_Exercise task_
Without omitting anything, return the records precisely as given.

_Input_
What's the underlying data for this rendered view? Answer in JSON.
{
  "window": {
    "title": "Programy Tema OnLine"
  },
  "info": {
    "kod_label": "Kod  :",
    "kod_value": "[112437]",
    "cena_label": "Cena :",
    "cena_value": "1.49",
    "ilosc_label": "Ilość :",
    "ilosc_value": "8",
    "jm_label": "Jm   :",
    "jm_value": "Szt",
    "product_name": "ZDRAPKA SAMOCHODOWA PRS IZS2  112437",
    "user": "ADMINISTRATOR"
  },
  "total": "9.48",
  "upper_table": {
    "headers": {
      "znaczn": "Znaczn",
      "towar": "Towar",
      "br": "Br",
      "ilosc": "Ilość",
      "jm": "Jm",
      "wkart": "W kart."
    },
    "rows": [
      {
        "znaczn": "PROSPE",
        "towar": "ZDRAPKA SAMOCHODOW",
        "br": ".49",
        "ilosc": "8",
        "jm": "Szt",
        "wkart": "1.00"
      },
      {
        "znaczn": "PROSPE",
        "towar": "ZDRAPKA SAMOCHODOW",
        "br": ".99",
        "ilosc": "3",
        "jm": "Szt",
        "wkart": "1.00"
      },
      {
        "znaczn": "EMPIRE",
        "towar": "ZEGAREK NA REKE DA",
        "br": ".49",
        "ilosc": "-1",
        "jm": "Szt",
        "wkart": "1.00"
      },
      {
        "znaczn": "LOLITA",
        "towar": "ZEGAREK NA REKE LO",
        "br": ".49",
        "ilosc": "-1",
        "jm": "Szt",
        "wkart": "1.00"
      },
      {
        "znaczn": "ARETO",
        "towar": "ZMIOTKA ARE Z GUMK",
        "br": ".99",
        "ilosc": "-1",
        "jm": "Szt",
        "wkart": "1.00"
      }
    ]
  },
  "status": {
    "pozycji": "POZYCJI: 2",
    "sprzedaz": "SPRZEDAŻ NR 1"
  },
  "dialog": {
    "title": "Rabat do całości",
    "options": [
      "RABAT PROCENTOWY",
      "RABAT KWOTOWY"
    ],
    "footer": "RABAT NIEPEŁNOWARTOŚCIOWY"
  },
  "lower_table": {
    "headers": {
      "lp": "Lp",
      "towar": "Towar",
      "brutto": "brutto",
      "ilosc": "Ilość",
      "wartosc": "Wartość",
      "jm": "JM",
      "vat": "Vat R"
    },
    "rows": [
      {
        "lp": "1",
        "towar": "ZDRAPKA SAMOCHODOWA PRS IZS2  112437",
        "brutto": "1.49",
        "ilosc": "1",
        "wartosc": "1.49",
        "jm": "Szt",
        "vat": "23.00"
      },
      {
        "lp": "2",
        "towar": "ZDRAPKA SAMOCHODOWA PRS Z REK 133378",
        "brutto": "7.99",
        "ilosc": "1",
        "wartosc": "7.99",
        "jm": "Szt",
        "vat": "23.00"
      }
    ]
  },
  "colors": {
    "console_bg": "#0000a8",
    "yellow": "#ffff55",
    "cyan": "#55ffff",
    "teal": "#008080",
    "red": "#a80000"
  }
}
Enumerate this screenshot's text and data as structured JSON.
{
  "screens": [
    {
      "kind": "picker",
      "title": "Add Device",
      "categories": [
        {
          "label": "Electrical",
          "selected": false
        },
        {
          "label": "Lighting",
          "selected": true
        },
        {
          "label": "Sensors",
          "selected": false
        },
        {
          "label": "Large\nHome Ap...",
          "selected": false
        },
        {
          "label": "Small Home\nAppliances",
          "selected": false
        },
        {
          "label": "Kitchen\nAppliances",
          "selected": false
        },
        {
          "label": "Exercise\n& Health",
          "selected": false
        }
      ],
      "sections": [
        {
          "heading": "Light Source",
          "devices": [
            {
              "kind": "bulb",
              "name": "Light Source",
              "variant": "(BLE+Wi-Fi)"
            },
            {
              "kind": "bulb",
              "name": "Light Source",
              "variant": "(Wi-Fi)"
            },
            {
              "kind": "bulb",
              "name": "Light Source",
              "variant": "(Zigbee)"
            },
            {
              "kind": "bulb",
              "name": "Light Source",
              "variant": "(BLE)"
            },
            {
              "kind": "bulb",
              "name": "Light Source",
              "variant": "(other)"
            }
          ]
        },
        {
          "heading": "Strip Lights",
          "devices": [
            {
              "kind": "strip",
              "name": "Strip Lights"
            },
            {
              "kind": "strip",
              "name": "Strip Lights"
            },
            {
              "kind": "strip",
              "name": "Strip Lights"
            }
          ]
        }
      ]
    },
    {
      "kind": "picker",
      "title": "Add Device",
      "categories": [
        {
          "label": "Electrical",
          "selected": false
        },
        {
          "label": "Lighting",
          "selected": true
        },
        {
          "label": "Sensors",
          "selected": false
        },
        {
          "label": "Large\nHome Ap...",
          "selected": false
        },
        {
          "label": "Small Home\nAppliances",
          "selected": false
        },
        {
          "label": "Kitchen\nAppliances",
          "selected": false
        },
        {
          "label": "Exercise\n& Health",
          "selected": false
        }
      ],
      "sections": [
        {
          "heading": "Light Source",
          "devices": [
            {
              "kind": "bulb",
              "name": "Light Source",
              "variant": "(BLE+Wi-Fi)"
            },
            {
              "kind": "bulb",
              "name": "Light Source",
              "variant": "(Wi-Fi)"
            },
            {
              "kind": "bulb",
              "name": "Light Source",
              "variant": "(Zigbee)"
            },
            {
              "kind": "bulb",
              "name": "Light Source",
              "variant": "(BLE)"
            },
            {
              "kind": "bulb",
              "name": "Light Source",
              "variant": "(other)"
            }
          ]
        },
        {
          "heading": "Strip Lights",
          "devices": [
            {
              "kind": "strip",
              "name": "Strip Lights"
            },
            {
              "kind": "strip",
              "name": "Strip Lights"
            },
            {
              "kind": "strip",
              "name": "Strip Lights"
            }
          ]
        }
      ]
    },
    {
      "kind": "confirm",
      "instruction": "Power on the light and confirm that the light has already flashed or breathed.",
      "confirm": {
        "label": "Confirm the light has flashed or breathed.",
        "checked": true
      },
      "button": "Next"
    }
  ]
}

_Written response_
What's the underlying data for this rendered view? Answer in JSON.
{
  "window": {
    "title": "Programy Tema OnLine"
  },
  "info": {
    "kod_label": "Kod  :",
    "kod_value": "[112437]",
    "cena_label": "Cena :",
    "cena_value": "1.49",
    "ilosc_label": "Ilość :",
    "ilosc_value": "8",
    "jm_label": "Jm   :",
    "jm_value": "Szt",
    "product_name": "ZDRAPKA SAMOCHODOWA PRS IZS2  112437",
    "user": "ADMINISTRATOR"
  },
  "total": "9.48",
  "upper_table": {
    "headers": {
      "znaczn": "Znaczn",
      "towar": "Towar",
      "br": "Br",
      "ilosc": "Ilość",
      "jm": "Jm",
      "wkart": "W kart."
    },
    "rows": [
      {
        "znaczn": "PROSPE",
        "towar": "ZDRAPKA SAMOCHODOW",
        "br": ".49",
        "ilosc": "8",
        "jm": "Szt",
        "wkart": "1.00"
      },
      {
        "znaczn": "PROSPE",
        "towar": "ZDRAPKA SAMOCHODOW",
        "br": ".99",
        "ilosc": "3",
        "jm": "Szt",
        "wkart": "1.00"
      },
      {
        "znaczn": "EMPIRE",
        "towar": "ZEGAREK NA REKE DA",
        "br": ".49",
        "ilosc": "-1",
        "jm": "Szt",
        "wkart": "1.00"
      },
      {
        "znaczn": "LOLITA",
        "towar": "ZEGAREK NA REKE LO",
        "br": ".49",
        "ilosc": "-1",
        "jm": "Szt",
        "wkart": "1.00"
      },
      {
        "znaczn": "ARETO",
        "towar": "ZMIOTKA ARE Z GUMK",
        "br": ".99",
        "ilosc": "-1",
        "jm": "Szt",
        "wkart": "1.00"
      }
    ]
  },
  "status": {
    "pozycji": "POZYCJI: 2",
    "sprzedaz": "SPRZEDAŻ NR 1"
  },
  "dialog": {
    "title": "Rabat do całości",
    "options": [
      "RABAT PROCENTOWY",
      "RABAT KWOTOWY"
    ],
    "footer": "RABAT NIEPEŁNOWARTOŚCIOWY"
  },
  "lower_table": {
    "headers": {
      "lp": "Lp",
      "towar": "Towar",
      "brutto": "brutto",
      "ilosc": "Ilość",
      "wartosc": "Wartość",
      "jm": "JM",
      "vat": "Vat R"
    },
    "rows": [
      {
        "lp": "1",
        "towar": "ZDRAPKA SAMOCHODOWA PRS IZS2  112437",
        "brutto": "1.49",
        "ilosc": "1",
        "wartosc": "1.49",
        "jm": "Szt",
        "vat": "23.00"
      },
      {
        "lp": "2",
        "towar": "ZDRAPKA SAMOCHODOWA PRS Z REK 133378",
        "brutto": "7.99",
        "ilosc": "1",
        "wartosc": "7.99",
        "jm": "Szt",
        "vat": "23.00"
      }
    ]
  },
  "colors": {
    "console_bg": "#0000a8",
    "yellow": "#ffff55",
    "cyan": "#55ffff",
    "teal": "#008080",
    "red": "#a80000"
  }
}
Enumerate this screenshot's text and data as structured JSON.
{
  "screens": [
    {
      "kind": "picker",
      "title": "Add Device",
      "categories": [
        {
          "label": "Electrical",
          "selected": false
        },
        {
          "label": "Lighting",
          "selected": true
        },
        {
          "label": "Sensors",
          "selected": false
        },
        {
          "label": "Large\nHome Ap...",
          "selected": false
        },
        {
          "label": "Small Home\nAppliances",
          "selected": false
        },
        {
          "label": "Kitchen\nAppliances",
          "selected": false
        },
        {
          "label": "Exercise\n& Health",
          "selected": false
        }
      ],
      "sections": [
        {
          "heading": "Light Source",
          "devices": [
            {
              "kind": "bulb",
              "name": "Light Source",
              "variant": "(BLE+Wi-Fi)"
            },
            {
              "kind": "bulb",
              "name": "Light Source",
              "variant": "(Wi-Fi)"
            },
            {
              "kind": "bulb",
              "name": "Light Source",
              "variant": "(Zigbee)"
            },
            {
              "kind": "bulb",
              "name": "Light Source",
              "variant": "(BLE)"
            },
            {
              "kind": "bulb",
              "name": "Light Source",
              "variant": "(other)"
            }
          ]
        },
        {
          "heading": "Strip Lights",
          "devices": [
            {
              "kind": "strip",
              "name": "Strip Lights"
            },
            {
              "kind": "strip",
              "name": "Strip Lights"
            },
            {
              "kind": "strip",
              "name": "Strip Lights"
            }
          ]
        }
      ]
    },
    {
      "kind": "picker",
      "title": "Add Device",
      "categories": [
        {
          "label": "Electrical",
          "selected": false
        },
        {
          "label": "Lighting",
          "selected": true
        },
        {
          "label": "Sensors",
          "selected": false
        },
        {
          "label": "Large\nHome Ap...",
          "selected": false
        },
        {
          "label": "Small Home\nAppliances",
          "selected": false
        },
        {
          "label": "Kitchen\nAppliances",
          "selected": false
        },
        {
          "label": "Exercise\n& Health",
          "selected": false
        }
      ],
      "sections": [
        {
          "heading": "Light Source",
          "devices": [
            {
              "kind": "bulb",
              "name": "Light Source",
              "variant": "(BLE+Wi-Fi)"
            },
            {
              "kind": "bulb",
              "name": "Light Source",
              "variant": "(Wi-Fi)"
            },
            {
              "kind": "bulb",
              "name": "Light Source",
              "variant": "(Zigbee)"
            },
            {
              "kind": "bulb",
              "name": "Light Source",
              "variant": "(BLE)"
            },
            {
              "kind": "bulb",
              "name": "Light Source",
              "variant": "(other)"
            }
          ]
        },
        {
          "heading": "Strip Lights",
          "devices": [
            {
              "kind": "strip",
              "name": "Strip Lights"
            },
            {
              "kind": "strip",
              "name": "Strip Lights"
            },
            {
              "kind": "strip",
              "name": "Strip Lights"
            }
          ]
        }
      ]
    },
    {
      "kind": "confirm",
      "instruction": "Power on the light and confirm that the light has already flashed or breathed.",
      "confirm": {
        "label": "Confirm the light has flashed or breathed.",
        "checked": true
      },
      "button": "Next"
    }
  ]
}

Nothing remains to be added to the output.